EXERCISE INPUTS —
::::
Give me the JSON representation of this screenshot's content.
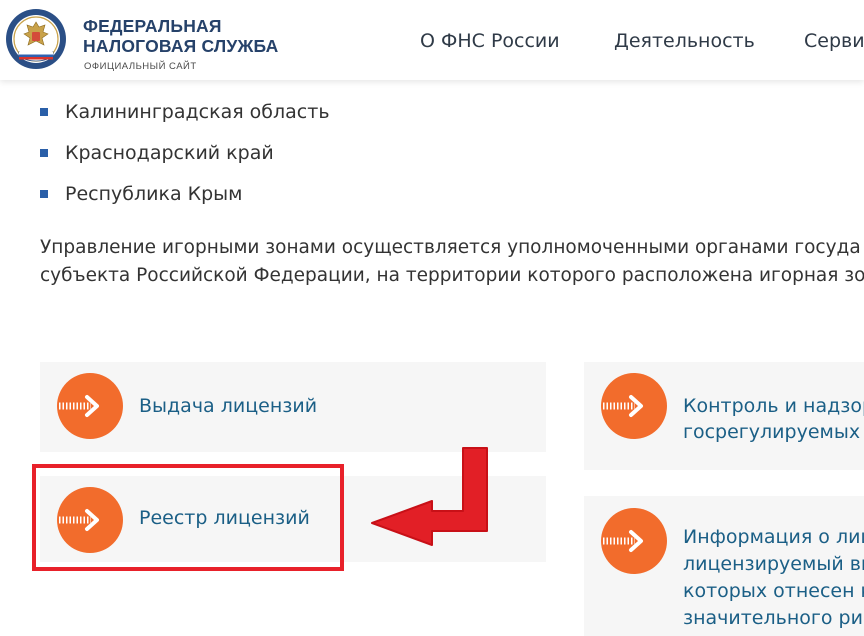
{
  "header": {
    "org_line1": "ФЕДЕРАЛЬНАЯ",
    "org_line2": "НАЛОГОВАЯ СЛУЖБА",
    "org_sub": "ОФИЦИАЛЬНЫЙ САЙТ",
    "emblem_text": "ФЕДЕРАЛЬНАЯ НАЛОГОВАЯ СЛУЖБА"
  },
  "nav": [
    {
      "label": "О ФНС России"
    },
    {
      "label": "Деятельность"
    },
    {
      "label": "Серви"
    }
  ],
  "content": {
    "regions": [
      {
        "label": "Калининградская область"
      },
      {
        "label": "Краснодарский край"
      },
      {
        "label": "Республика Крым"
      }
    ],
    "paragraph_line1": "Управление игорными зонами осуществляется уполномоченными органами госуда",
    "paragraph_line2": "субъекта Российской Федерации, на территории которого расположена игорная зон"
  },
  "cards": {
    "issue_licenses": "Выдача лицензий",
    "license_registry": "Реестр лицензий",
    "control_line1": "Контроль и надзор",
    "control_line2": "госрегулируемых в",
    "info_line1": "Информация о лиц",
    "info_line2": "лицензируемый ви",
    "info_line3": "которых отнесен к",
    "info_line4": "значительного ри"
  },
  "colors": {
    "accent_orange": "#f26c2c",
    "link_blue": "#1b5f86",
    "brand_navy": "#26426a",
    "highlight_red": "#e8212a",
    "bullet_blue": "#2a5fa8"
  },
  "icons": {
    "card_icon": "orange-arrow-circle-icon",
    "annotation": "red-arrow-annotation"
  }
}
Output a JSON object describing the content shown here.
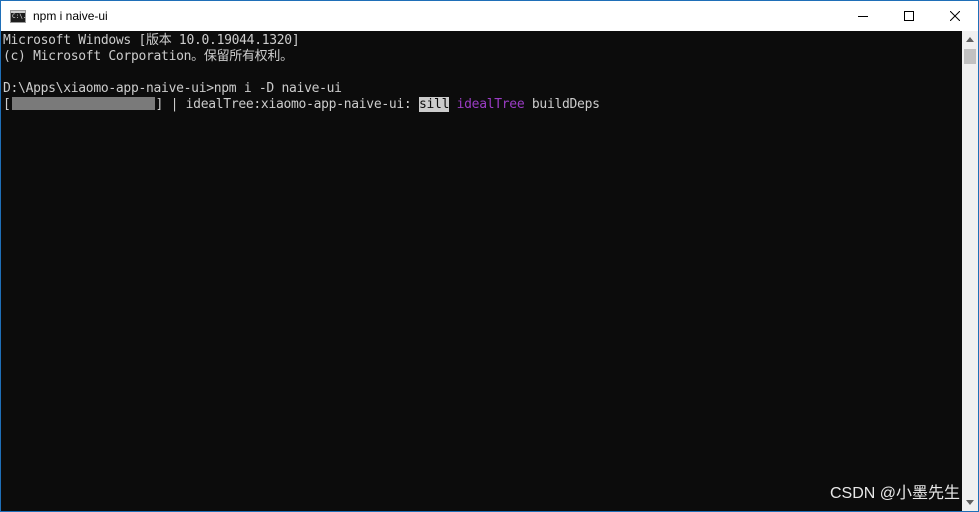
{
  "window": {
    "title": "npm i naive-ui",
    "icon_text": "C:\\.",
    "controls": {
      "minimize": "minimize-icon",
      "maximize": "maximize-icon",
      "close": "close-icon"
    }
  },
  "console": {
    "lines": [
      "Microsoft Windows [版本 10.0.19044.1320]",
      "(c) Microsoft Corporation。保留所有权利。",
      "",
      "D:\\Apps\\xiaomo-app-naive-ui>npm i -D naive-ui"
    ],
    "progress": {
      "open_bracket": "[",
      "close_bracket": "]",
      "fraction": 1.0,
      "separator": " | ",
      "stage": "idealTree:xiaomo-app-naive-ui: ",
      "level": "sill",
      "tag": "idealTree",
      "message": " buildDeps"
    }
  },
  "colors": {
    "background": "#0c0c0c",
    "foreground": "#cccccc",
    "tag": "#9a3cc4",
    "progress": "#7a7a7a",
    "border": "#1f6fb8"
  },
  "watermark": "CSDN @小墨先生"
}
::::
Print, exactly and only, the lines running from the line with "Output a JSON" through the last line of the data, including both. Skip any picture.

COMPLETE OUTPUT —
Output a JSON object describing the content shown here.
{
  "window": {
    "title": "npm i naive-ui",
    "icon_text": "C:\\.",
    "controls": {
      "minimize": "minimize-icon",
      "maximize": "maximize-icon",
      "close": "close-icon"
    }
  },
  "console": {
    "lines": [
      "Microsoft Windows [版本 10.0.19044.1320]",
      "(c) Microsoft Corporation。保留所有权利。",
      "",
      "D:\\Apps\\xiaomo-app-naive-ui>npm i -D naive-ui"
    ],
    "progress": {
      "open_bracket": "[",
      "close_bracket": "]",
      "fraction": 1.0,
      "separator": " | ",
      "stage": "idealTree:xiaomo-app-naive-ui: ",
      "level": "sill",
      "tag": "idealTree",
      "message": " buildDeps"
    }
  },
  "colors": {
    "background": "#0c0c0c",
    "foreground": "#cccccc",
    "tag": "#9a3cc4",
    "progress": "#7a7a7a",
    "border": "#1f6fb8"
  },
  "watermark": "CSDN @小墨先生"
}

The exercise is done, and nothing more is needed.